__Data shown__:
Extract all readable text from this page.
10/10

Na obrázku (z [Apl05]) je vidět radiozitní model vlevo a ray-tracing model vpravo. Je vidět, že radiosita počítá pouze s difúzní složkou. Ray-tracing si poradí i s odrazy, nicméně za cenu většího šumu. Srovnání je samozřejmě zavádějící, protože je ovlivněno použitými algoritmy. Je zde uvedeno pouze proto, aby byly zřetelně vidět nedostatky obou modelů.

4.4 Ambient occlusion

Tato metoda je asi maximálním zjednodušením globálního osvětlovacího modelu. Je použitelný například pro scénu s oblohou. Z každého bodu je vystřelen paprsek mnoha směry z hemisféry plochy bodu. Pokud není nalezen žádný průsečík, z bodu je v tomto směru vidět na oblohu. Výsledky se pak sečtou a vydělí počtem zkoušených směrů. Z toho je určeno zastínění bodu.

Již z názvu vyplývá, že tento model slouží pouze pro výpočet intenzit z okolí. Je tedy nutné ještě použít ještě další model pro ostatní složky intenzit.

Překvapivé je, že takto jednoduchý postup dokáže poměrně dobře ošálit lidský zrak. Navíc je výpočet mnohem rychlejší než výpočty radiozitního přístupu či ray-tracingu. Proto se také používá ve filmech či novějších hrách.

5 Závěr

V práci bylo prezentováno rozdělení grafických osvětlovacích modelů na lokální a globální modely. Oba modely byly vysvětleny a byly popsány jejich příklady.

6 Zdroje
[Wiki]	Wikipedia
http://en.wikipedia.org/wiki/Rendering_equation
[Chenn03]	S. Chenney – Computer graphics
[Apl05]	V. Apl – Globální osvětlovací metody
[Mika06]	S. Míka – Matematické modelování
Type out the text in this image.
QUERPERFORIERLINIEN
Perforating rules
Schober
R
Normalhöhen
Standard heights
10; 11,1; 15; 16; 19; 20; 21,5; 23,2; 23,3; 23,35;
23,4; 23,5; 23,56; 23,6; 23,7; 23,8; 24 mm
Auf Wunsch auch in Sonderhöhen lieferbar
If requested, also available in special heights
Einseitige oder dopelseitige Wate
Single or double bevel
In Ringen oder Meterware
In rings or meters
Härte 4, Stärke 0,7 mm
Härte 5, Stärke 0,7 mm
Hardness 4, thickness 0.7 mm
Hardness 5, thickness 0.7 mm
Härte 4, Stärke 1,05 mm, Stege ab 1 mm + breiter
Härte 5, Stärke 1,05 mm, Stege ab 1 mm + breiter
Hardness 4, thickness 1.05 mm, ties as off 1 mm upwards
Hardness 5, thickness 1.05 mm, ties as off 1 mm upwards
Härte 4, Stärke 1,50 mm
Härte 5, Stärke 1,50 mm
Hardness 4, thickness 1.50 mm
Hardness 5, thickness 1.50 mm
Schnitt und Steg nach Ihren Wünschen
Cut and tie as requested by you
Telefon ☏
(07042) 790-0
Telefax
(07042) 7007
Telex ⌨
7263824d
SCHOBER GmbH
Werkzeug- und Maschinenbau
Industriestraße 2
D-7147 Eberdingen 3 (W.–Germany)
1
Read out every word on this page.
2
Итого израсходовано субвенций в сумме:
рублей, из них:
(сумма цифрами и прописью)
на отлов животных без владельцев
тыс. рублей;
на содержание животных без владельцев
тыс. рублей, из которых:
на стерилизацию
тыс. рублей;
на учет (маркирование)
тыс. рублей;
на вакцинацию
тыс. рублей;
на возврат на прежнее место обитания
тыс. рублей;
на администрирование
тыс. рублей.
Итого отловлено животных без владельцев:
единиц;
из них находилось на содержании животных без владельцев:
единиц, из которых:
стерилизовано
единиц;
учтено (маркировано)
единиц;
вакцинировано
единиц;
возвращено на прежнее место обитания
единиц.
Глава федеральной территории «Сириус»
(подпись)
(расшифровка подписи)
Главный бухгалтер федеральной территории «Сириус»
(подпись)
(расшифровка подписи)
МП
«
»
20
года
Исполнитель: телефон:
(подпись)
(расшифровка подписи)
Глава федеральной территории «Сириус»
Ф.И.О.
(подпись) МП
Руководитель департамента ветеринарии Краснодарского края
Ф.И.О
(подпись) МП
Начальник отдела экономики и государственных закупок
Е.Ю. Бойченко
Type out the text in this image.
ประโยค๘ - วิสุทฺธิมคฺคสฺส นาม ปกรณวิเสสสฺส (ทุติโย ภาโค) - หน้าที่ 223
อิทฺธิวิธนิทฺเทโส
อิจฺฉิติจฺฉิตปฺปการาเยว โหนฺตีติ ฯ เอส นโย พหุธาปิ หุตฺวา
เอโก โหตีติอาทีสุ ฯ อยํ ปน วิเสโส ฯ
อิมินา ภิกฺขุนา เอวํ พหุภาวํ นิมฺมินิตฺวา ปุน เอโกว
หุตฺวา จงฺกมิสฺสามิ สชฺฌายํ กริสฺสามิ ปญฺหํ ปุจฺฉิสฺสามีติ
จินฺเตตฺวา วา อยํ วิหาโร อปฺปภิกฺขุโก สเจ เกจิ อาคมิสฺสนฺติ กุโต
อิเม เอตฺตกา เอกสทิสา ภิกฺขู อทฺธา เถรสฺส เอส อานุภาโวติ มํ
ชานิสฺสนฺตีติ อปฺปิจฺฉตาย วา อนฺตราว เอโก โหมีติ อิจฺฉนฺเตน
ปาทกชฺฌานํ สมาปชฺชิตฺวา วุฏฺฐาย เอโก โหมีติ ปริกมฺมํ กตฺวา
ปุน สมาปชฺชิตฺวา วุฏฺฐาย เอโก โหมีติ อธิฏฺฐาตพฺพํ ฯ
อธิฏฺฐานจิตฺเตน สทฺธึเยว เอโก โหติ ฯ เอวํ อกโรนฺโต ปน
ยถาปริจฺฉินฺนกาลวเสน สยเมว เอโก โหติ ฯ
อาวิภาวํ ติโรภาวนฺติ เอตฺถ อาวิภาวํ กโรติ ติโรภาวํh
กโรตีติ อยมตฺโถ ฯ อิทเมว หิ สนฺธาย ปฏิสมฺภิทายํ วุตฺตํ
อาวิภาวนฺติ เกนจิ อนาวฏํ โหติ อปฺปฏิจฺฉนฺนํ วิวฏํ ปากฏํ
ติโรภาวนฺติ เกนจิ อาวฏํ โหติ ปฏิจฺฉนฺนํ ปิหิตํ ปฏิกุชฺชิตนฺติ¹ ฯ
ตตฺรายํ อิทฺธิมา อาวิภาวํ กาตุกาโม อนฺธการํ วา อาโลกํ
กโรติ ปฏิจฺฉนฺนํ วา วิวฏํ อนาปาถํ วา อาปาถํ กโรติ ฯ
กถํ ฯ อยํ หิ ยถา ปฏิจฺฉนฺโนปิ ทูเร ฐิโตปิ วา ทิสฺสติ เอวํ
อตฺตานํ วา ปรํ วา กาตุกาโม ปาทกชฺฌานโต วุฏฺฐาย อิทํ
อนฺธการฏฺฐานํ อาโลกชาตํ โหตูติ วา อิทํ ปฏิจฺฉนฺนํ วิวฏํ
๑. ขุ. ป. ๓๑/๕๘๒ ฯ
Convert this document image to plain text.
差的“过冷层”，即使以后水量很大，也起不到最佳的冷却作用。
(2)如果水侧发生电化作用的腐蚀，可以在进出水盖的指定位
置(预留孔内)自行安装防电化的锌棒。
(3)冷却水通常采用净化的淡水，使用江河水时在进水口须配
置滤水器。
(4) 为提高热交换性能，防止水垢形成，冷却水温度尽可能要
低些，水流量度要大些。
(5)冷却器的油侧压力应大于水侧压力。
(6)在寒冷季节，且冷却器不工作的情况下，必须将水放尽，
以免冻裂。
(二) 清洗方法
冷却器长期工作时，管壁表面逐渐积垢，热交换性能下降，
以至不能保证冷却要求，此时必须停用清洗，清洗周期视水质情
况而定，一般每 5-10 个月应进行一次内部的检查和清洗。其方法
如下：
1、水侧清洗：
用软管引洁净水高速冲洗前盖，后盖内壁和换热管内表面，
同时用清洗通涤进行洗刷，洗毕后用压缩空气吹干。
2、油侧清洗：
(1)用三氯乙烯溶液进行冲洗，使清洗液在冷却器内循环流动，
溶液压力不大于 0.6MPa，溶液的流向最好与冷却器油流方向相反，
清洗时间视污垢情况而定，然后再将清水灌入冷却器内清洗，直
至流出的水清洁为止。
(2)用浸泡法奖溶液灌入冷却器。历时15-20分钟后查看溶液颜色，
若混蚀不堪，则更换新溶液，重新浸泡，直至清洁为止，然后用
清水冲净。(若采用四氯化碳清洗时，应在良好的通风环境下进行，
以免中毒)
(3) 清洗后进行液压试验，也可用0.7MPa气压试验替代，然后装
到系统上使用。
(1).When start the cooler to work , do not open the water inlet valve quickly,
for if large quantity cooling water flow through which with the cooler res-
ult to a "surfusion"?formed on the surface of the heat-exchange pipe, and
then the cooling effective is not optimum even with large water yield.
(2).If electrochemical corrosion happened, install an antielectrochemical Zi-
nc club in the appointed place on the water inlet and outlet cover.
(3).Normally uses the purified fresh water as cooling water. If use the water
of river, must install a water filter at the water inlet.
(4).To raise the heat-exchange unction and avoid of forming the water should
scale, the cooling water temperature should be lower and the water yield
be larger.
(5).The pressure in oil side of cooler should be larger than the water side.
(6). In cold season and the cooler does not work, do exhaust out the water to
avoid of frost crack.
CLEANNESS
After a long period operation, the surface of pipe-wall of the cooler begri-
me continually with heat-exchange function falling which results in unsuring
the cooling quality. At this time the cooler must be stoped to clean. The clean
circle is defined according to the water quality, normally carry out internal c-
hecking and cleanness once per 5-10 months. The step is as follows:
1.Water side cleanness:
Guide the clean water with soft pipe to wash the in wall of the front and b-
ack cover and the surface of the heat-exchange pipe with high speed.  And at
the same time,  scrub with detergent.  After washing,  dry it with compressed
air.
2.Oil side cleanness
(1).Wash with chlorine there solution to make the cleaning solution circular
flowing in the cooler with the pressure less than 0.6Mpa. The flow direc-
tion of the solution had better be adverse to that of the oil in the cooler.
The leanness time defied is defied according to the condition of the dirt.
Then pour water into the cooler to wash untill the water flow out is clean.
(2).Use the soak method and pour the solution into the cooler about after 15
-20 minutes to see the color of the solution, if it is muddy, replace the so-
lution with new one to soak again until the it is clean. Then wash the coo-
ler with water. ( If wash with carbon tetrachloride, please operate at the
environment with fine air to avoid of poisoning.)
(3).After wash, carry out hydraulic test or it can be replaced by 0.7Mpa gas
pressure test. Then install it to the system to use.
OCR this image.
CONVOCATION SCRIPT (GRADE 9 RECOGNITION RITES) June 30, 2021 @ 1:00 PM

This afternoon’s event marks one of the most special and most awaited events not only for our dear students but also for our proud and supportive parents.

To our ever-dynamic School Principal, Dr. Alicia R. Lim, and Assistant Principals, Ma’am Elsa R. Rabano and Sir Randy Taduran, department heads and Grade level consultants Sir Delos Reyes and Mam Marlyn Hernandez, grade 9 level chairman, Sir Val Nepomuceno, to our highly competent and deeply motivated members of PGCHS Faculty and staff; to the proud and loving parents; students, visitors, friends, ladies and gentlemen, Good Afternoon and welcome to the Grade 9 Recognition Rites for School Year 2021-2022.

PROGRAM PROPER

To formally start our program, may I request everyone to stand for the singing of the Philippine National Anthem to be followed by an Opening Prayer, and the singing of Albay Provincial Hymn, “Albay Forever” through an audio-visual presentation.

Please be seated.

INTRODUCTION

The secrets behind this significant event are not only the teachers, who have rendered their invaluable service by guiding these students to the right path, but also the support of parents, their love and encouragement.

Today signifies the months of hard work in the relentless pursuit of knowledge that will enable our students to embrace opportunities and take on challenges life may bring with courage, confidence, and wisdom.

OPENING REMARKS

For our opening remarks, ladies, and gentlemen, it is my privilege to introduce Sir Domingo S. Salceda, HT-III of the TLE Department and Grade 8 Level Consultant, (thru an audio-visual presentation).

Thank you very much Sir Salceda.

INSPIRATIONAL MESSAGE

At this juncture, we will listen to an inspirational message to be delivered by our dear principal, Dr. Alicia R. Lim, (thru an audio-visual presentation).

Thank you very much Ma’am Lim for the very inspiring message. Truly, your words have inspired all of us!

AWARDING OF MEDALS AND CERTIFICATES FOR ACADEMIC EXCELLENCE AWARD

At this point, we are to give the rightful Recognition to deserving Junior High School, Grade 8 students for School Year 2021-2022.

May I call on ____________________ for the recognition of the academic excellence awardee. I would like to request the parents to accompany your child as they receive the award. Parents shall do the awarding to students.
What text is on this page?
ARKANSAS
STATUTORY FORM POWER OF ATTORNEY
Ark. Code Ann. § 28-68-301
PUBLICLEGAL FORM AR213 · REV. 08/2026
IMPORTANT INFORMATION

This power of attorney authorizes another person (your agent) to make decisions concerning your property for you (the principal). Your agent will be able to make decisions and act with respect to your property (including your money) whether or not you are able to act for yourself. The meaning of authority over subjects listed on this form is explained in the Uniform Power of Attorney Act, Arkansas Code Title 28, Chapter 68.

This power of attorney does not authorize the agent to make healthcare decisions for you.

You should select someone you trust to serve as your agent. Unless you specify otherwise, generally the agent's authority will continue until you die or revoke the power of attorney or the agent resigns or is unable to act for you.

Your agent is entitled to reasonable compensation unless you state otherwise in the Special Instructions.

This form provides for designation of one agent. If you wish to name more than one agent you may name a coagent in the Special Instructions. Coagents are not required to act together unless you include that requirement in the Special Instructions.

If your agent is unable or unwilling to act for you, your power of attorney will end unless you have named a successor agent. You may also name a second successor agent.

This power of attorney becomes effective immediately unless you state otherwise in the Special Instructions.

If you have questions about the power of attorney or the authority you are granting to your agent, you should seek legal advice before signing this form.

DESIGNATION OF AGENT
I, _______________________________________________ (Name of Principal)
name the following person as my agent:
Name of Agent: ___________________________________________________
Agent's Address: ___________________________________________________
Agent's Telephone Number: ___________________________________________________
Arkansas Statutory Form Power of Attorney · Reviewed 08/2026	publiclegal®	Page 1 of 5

__What the task requires__: Each line in the entries above that includes the string "avoid" should be extracted.

__Answer to the task__:
(4).To raise the heat-exchange unction and avoid of forming the water should
avoid of frost crack.
environment with fine air to avoid of poisoning.)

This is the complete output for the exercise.